◆ **TASK BRIEF**: Give the data below again, word for word.

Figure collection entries

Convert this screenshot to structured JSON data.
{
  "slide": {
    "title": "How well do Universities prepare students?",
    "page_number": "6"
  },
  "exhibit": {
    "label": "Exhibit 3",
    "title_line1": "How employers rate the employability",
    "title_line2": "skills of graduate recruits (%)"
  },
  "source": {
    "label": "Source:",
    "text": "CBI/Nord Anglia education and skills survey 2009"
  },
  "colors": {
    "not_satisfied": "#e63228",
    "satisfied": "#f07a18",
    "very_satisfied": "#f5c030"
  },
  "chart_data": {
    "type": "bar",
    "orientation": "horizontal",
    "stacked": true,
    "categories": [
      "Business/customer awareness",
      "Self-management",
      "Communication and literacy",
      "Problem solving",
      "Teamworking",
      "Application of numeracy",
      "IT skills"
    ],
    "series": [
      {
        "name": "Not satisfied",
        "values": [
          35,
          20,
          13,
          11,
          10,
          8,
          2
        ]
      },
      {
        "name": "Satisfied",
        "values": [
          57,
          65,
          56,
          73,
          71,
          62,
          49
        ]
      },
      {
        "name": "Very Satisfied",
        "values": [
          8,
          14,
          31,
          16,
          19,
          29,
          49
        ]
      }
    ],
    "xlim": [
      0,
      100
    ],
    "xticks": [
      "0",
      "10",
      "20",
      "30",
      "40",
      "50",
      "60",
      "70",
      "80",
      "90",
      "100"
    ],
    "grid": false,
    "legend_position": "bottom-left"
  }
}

◆ **WORKED SOLUTION**:
Convert this screenshot to structured JSON data.
{
  "slide": {
    "title": "How well do Universities prepare students?",
    "page_number": "6"
  },
  "exhibit": {
    "label": "Exhibit 3",
    "title_line1": "How employers rate the employability",
    "title_line2": "skills of graduate recruits (%)"
  },
  "source": {
    "label": "Source:",
    "text": "CBI/Nord Anglia education and skills survey 2009"
  },
  "colors": {
    "not_satisfied": "#e63228",
    "satisfied": "#f07a18",
    "very_satisfied": "#f5c030"
  },
  "chart_data": {
    "type": "bar",
    "orientation": "horizontal",
    "stacked": true,
    "categories": [
      "Business/customer awareness",
      "Self-management",
      "Communication and literacy",
      "Problem solving",
      "Teamworking",
      "Application of numeracy",
      "IT skills"
    ],
    "series": [
      {
        "name": "Not satisfied",
        "values": [
          35,
          20,
          13,
          11,
          10,
          8,
          2
        ]
      },
      {
        "name": "Satisfied",
        "values": [
          57,
          65,
          56,
          73,
          71,
          62,
          49
        ]
      },
      {
        "name": "Very Satisfied",
        "values": [
          8,
          14,
          31,
          16,
          19,
          29,
          49
        ]
      }
    ],
    "xlim": [
      0,
      100
    ],
    "xticks": [
      "0",
      "10",
      "20",
      "30",
      "40",
      "50",
      "60",
      "70",
      "80",
      "90",
      "100"
    ],
    "grid": false,
    "legend_position": "bottom-left"
  }
}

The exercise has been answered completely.